#### Aim
Return all entries word for word, but drop any images.

#### Entries
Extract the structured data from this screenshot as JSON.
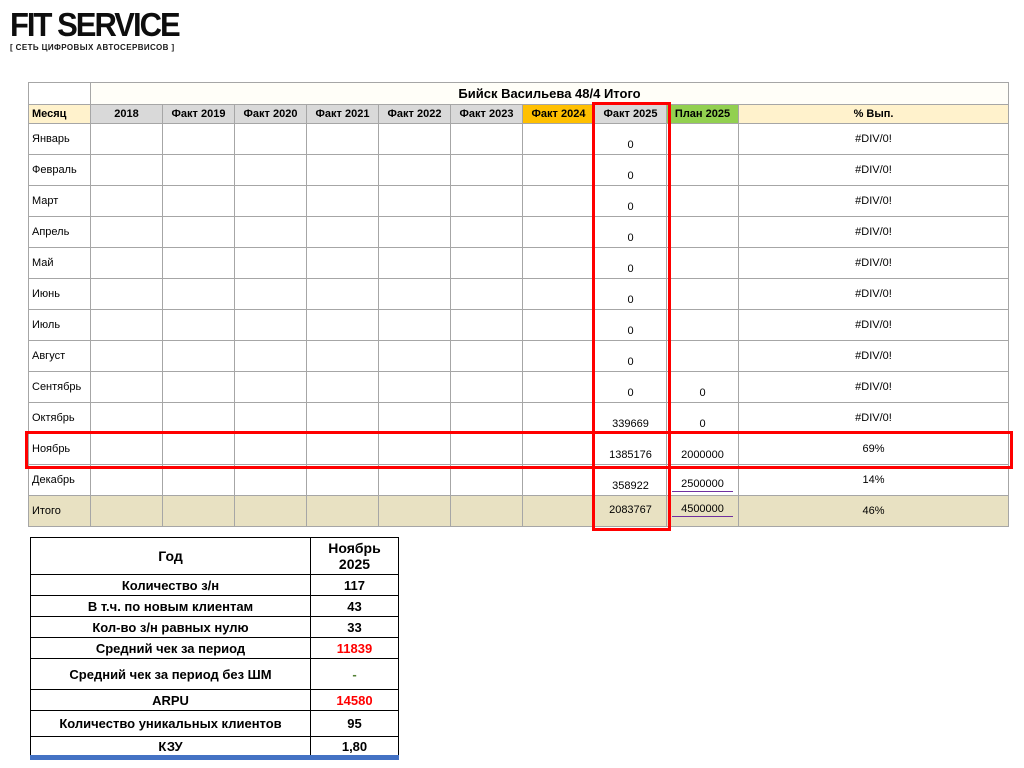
{
  "logo": {
    "title": "FIT SERVICE",
    "subtitle": "[ СЕТЬ ЦИФРОВЫХ АВТОСЕРВИСОВ ]"
  },
  "main_table": {
    "title": "Бийск Васильева 48/4 Итого",
    "columns": [
      {
        "label": "Месяц",
        "style": "cream"
      },
      {
        "label": "2018",
        "style": "gray"
      },
      {
        "label": "Факт 2019",
        "style": "gray"
      },
      {
        "label": "Факт 2020",
        "style": "gray"
      },
      {
        "label": "Факт 2021",
        "style": "gray"
      },
      {
        "label": "Факт 2022",
        "style": "gray"
      },
      {
        "label": "Факт 2023",
        "style": "gray"
      },
      {
        "label": "Факт 2024",
        "style": "orange"
      },
      {
        "label": "Факт 2025",
        "style": "gray"
      },
      {
        "label": "План 2025",
        "style": "green"
      },
      {
        "label": "% Вып.",
        "style": "cream"
      }
    ],
    "rows": [
      {
        "month": "Январь",
        "fact": "0",
        "plan": "",
        "pct": "#DIV/0!"
      },
      {
        "month": "Февраль",
        "fact": "0",
        "plan": "",
        "pct": "#DIV/0!"
      },
      {
        "month": "Март",
        "fact": "0",
        "plan": "",
        "pct": "#DIV/0!"
      },
      {
        "month": "Апрель",
        "fact": "0",
        "plan": "",
        "pct": "#DIV/0!"
      },
      {
        "month": "Май",
        "fact": "0",
        "plan": "",
        "pct": "#DIV/0!"
      },
      {
        "month": "Июнь",
        "fact": "0",
        "plan": "",
        "pct": "#DIV/0!"
      },
      {
        "month": "Июль",
        "fact": "0",
        "plan": "",
        "pct": "#DIV/0!"
      },
      {
        "month": "Август",
        "fact": "0",
        "plan": "",
        "pct": "#DIV/0!"
      },
      {
        "month": "Сентябрь",
        "fact": "0",
        "plan": "0",
        "pct": "#DIV/0!"
      },
      {
        "month": "Октябрь",
        "fact": "339669",
        "plan": "0",
        "pct": "#DIV/0!"
      },
      {
        "month": "Ноябрь",
        "fact": "1385176",
        "plan": "2000000",
        "pct": "69%"
      },
      {
        "month": "Декабрь",
        "fact": "358922",
        "plan": "2500000",
        "pct": "14%",
        "plan_link": true
      },
      {
        "month": "Итого",
        "fact": "2083767",
        "plan": "4500000",
        "pct": "46%",
        "plan_link": true,
        "total": true
      }
    ]
  },
  "annotations": {
    "column_highlight": {
      "column": "Факт 2025",
      "color": "#FF0000"
    },
    "row_highlight": {
      "row": "Ноябрь",
      "color": "#FF0000"
    }
  },
  "summary_table": {
    "col1_header": "Год",
    "col2_header": "Ноябрь 2025",
    "rows": [
      {
        "label": "Количество з/н",
        "value": "117"
      },
      {
        "label": "В т.ч. по новым клиентам",
        "value": "43"
      },
      {
        "label": "Кол-во з/н равных нулю",
        "value": "33"
      },
      {
        "label": "Средний чек за период",
        "value": "11839",
        "red": true
      },
      {
        "label": "Средний чек за период без ШМ",
        "value": "-",
        "muted": true
      },
      {
        "label": "ARPU",
        "value": "14580",
        "red": true
      },
      {
        "label": "Количество уникальных клиентов",
        "value": "95"
      },
      {
        "label": "КЗУ",
        "value": "1,80"
      }
    ]
  },
  "colors": {
    "header_cream": "#FFF2CC",
    "header_gray": "#D9D9D9",
    "header_orange": "#FFC000",
    "header_green": "#92D050",
    "total_row": "#E8E1C2",
    "highlight_red": "#FF0000",
    "value_red": "#FF0000",
    "link_underline_purple": "#7030A0",
    "bottom_bar_blue": "#4472C4"
  }
}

#### Exercise answer
Extract the structured data from this screenshot as JSON.
{
  "logo": {
    "title": "FIT SERVICE",
    "subtitle": "[ СЕТЬ ЦИФРОВЫХ АВТОСЕРВИСОВ ]"
  },
  "main_table": {
    "title": "Бийск Васильева 48/4 Итого",
    "columns": [
      {
        "label": "Месяц",
        "style": "cream"
      },
      {
        "label": "2018",
        "style": "gray"
      },
      {
        "label": "Факт 2019",
        "style": "gray"
      },
      {
        "label": "Факт 2020",
        "style": "gray"
      },
      {
        "label": "Факт 2021",
        "style": "gray"
      },
      {
        "label": "Факт 2022",
        "style": "gray"
      },
      {
        "label": "Факт 2023",
        "style": "gray"
      },
      {
        "label": "Факт 2024",
        "style": "orange"
      },
      {
        "label": "Факт 2025",
        "style": "gray"
      },
      {
        "label": "План 2025",
        "style": "green"
      },
      {
        "label": "% Вып.",
        "style": "cream"
      }
    ],
    "rows": [
      {
        "month": "Январь",
        "fact": "0",
        "plan": "",
        "pct": "#DIV/0!"
      },
      {
        "month": "Февраль",
        "fact": "0",
        "plan": "",
        "pct": "#DIV/0!"
      },
      {
        "month": "Март",
        "fact": "0",
        "plan": "",
        "pct": "#DIV/0!"
      },
      {
        "month": "Апрель",
        "fact": "0",
        "plan": "",
        "pct": "#DIV/0!"
      },
      {
        "month": "Май",
        "fact": "0",
        "plan": "",
        "pct": "#DIV/0!"
      },
      {
        "month": "Июнь",
        "fact": "0",
        "plan": "",
        "pct": "#DIV/0!"
      },
      {
        "month": "Июль",
        "fact": "0",
        "plan": "",
        "pct": "#DIV/0!"
      },
      {
        "month": "Август",
        "fact": "0",
        "plan": "",
        "pct": "#DIV/0!"
      },
      {
        "month": "Сентябрь",
        "fact": "0",
        "plan": "0",
        "pct": "#DIV/0!"
      },
      {
        "month": "Октябрь",
        "fact": "339669",
        "plan": "0",
        "pct": "#DIV/0!"
      },
      {
        "month": "Ноябрь",
        "fact": "1385176",
        "plan": "2000000",
        "pct": "69%"
      },
      {
        "month": "Декабрь",
        "fact": "358922",
        "plan": "2500000",
        "pct": "14%",
        "plan_link": true
      },
      {
        "month": "Итого",
        "fact": "2083767",
        "plan": "4500000",
        "pct": "46%",
        "plan_link": true,
        "total": true
      }
    ]
  },
  "annotations": {
    "column_highlight": {
      "column": "Факт 2025",
      "color": "#FF0000"
    },
    "row_highlight": {
      "row": "Ноябрь",
      "color": "#FF0000"
    }
  },
  "summary_table": {
    "col1_header": "Год",
    "col2_header": "Ноябрь 2025",
    "rows": [
      {
        "label": "Количество з/н",
        "value": "117"
      },
      {
        "label": "В т.ч. по новым клиентам",
        "value": "43"
      },
      {
        "label": "Кол-во з/н равных нулю",
        "value": "33"
      },
      {
        "label": "Средний чек за период",
        "value": "11839",
        "red": true
      },
      {
        "label": "Средний чек за период без ШМ",
        "value": "-",
        "muted": true
      },
      {
        "label": "ARPU",
        "value": "14580",
        "red": true
      },
      {
        "label": "Количество уникальных клиентов",
        "value": "95"
      },
      {
        "label": "КЗУ",
        "value": "1,80"
      }
    ]
  },
  "colors": {
    "header_cream": "#FFF2CC",
    "header_gray": "#D9D9D9",
    "header_orange": "#FFC000",
    "header_green": "#92D050",
    "total_row": "#E8E1C2",
    "highlight_red": "#FF0000",
    "value_red": "#FF0000",
    "link_underline_purple": "#7030A0",
    "bottom_bar_blue": "#4472C4"
  }
}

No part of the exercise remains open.